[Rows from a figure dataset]
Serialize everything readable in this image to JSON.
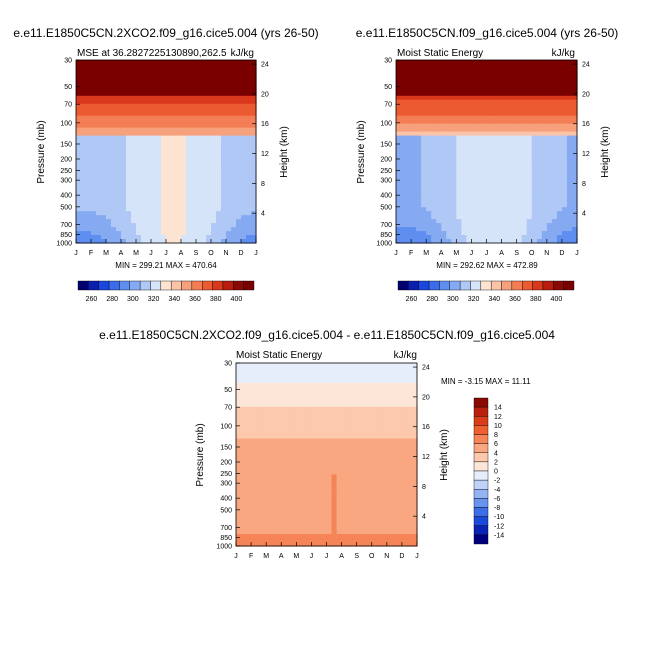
{
  "chart_data": [
    {
      "type": "heatmap",
      "title": "e.e11.E1850C5CN.2XCO2.f09_g16.cice5.004 (yrs 26-50)",
      "left_label": "MSE at 36.2827225130890,262.5",
      "right_label": "kJ/kg",
      "ylabel": "Pressure (mb)",
      "y2label": "Height (km)",
      "minmax_text": "MIN = 299.21  MAX = 470.64",
      "x_ticks": [
        "J",
        "F",
        "M",
        "A",
        "M",
        "J",
        "J",
        "A",
        "S",
        "O",
        "N",
        "D",
        "J"
      ],
      "y_ticks": [
        "30",
        "50",
        "70",
        "100",
        "150",
        "200",
        "250",
        "300",
        "400",
        "500",
        "700",
        "850",
        "1000"
      ],
      "y2_ticks": [
        "24",
        "20",
        "16",
        "12",
        "8",
        "4"
      ],
      "colorbar_labels": [
        "260",
        "280",
        "300",
        "320",
        "340",
        "360",
        "380",
        "400"
      ],
      "min": 299.21,
      "max": 470.64
    },
    {
      "type": "heatmap",
      "title": "e.e11.E1850C5CN.f09_g16.cice5.004 (yrs 26-50)",
      "left_label": "Moist Static Energy",
      "right_label": "kJ/kg",
      "ylabel": "Pressure (mb)",
      "y2label": "Height (km)",
      "minmax_text": "MIN = 292.62  MAX = 472.89",
      "x_ticks": [
        "J",
        "F",
        "M",
        "A",
        "M",
        "J",
        "J",
        "A",
        "S",
        "O",
        "N",
        "D",
        "J"
      ],
      "y_ticks": [
        "30",
        "50",
        "70",
        "100",
        "150",
        "200",
        "250",
        "300",
        "400",
        "500",
        "700",
        "850",
        "1000"
      ],
      "y2_ticks": [
        "24",
        "20",
        "16",
        "12",
        "8",
        "4"
      ],
      "colorbar_labels": [
        "260",
        "280",
        "300",
        "320",
        "340",
        "360",
        "380",
        "400"
      ],
      "min": 292.62,
      "max": 472.89
    },
    {
      "type": "heatmap",
      "title": "e.e11.E1850C5CN.2XCO2.f09_g16.cice5.004 - e.e11.E1850C5CN.f09_g16.cice5.004",
      "left_label": "Moist Static Energy",
      "right_label": "kJ/kg",
      "ylabel": "Pressure (mb)",
      "y2label": "Height (km)",
      "minmax_text": "MIN =  -3.15  MAX =  11.11",
      "x_ticks": [
        "J",
        "F",
        "M",
        "A",
        "M",
        "J",
        "J",
        "A",
        "S",
        "O",
        "N",
        "D",
        "J"
      ],
      "y_ticks": [
        "30",
        "50",
        "70",
        "100",
        "150",
        "200",
        "250",
        "300",
        "400",
        "500",
        "700",
        "850",
        "1000"
      ],
      "y2_ticks": [
        "24",
        "20",
        "16",
        "12",
        "8",
        "4"
      ],
      "colorbar_labels": [
        "14",
        "12",
        "10",
        "8",
        "6",
        "4",
        "2",
        "0",
        "-2",
        "-4",
        "-6",
        "-8",
        "-10",
        "-12",
        "-14"
      ],
      "min": -3.15,
      "max": 11.11
    }
  ],
  "colors": {
    "abs_scale": [
      "#00006e",
      "#0a1fae",
      "#1a46e0",
      "#3a6be8",
      "#5e8ef0",
      "#86aaf2",
      "#b0c8f5",
      "#d6e4fa",
      "#fde4d2",
      "#fbc4a8",
      "#f7a07c",
      "#f37e55",
      "#ec5a32",
      "#d9381c",
      "#b81c0e",
      "#8c0a05",
      "#7a0000"
    ],
    "diff_scale": [
      "#00007f",
      "#0a22b5",
      "#1a4adc",
      "#3d6ee8",
      "#6893ef",
      "#94b3f3",
      "#bfd2f7",
      "#e6eefb",
      "#fde6d8",
      "#fcc9ad",
      "#f9a780",
      "#f58457",
      "#ee6030",
      "#db3d1a",
      "#b9200d",
      "#8a0a00"
    ]
  }
}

§ STATED EXERCISE:
Take the entries shown above and quote them verbatim, passing over the pictures.

§ EXPECTED OUTPUT:
Serialize everything readable in this image to JSON.
{
  "chart_data": [
    {
      "type": "heatmap",
      "title": "e.e11.E1850C5CN.2XCO2.f09_g16.cice5.004 (yrs 26-50)",
      "left_label": "MSE at 36.2827225130890,262.5",
      "right_label": "kJ/kg",
      "ylabel": "Pressure (mb)",
      "y2label": "Height (km)",
      "minmax_text": "MIN = 299.21  MAX = 470.64",
      "x_ticks": [
        "J",
        "F",
        "M",
        "A",
        "M",
        "J",
        "J",
        "A",
        "S",
        "O",
        "N",
        "D",
        "J"
      ],
      "y_ticks": [
        "30",
        "50",
        "70",
        "100",
        "150",
        "200",
        "250",
        "300",
        "400",
        "500",
        "700",
        "850",
        "1000"
      ],
      "y2_ticks": [
        "24",
        "20",
        "16",
        "12",
        "8",
        "4"
      ],
      "colorbar_labels": [
        "260",
        "280",
        "300",
        "320",
        "340",
        "360",
        "380",
        "400"
      ],
      "min": 299.21,
      "max": 470.64
    },
    {
      "type": "heatmap",
      "title": "e.e11.E1850C5CN.f09_g16.cice5.004 (yrs 26-50)",
      "left_label": "Moist Static Energy",
      "right_label": "kJ/kg",
      "ylabel": "Pressure (mb)",
      "y2label": "Height (km)",
      "minmax_text": "MIN = 292.62  MAX = 472.89",
      "x_ticks": [
        "J",
        "F",
        "M",
        "A",
        "M",
        "J",
        "J",
        "A",
        "S",
        "O",
        "N",
        "D",
        "J"
      ],
      "y_ticks": [
        "30",
        "50",
        "70",
        "100",
        "150",
        "200",
        "250",
        "300",
        "400",
        "500",
        "700",
        "850",
        "1000"
      ],
      "y2_ticks": [
        "24",
        "20",
        "16",
        "12",
        "8",
        "4"
      ],
      "colorbar_labels": [
        "260",
        "280",
        "300",
        "320",
        "340",
        "360",
        "380",
        "400"
      ],
      "min": 292.62,
      "max": 472.89
    },
    {
      "type": "heatmap",
      "title": "e.e11.E1850C5CN.2XCO2.f09_g16.cice5.004 - e.e11.E1850C5CN.f09_g16.cice5.004",
      "left_label": "Moist Static Energy",
      "right_label": "kJ/kg",
      "ylabel": "Pressure (mb)",
      "y2label": "Height (km)",
      "minmax_text": "MIN =  -3.15  MAX =  11.11",
      "x_ticks": [
        "J",
        "F",
        "M",
        "A",
        "M",
        "J",
        "J",
        "A",
        "S",
        "O",
        "N",
        "D",
        "J"
      ],
      "y_ticks": [
        "30",
        "50",
        "70",
        "100",
        "150",
        "200",
        "250",
        "300",
        "400",
        "500",
        "700",
        "850",
        "1000"
      ],
      "y2_ticks": [
        "24",
        "20",
        "16",
        "12",
        "8",
        "4"
      ],
      "colorbar_labels": [
        "14",
        "12",
        "10",
        "8",
        "6",
        "4",
        "2",
        "0",
        "-2",
        "-4",
        "-6",
        "-8",
        "-10",
        "-12",
        "-14"
      ],
      "min": -3.15,
      "max": 11.11
    }
  ],
  "colors": {
    "abs_scale": [
      "#00006e",
      "#0a1fae",
      "#1a46e0",
      "#3a6be8",
      "#5e8ef0",
      "#86aaf2",
      "#b0c8f5",
      "#d6e4fa",
      "#fde4d2",
      "#fbc4a8",
      "#f7a07c",
      "#f37e55",
      "#ec5a32",
      "#d9381c",
      "#b81c0e",
      "#8c0a05",
      "#7a0000"
    ],
    "diff_scale": [
      "#00007f",
      "#0a22b5",
      "#1a4adc",
      "#3d6ee8",
      "#6893ef",
      "#94b3f3",
      "#bfd2f7",
      "#e6eefb",
      "#fde6d8",
      "#fcc9ad",
      "#f9a780",
      "#f58457",
      "#ee6030",
      "#db3d1a",
      "#b9200d",
      "#8a0a00"
    ]
  }
}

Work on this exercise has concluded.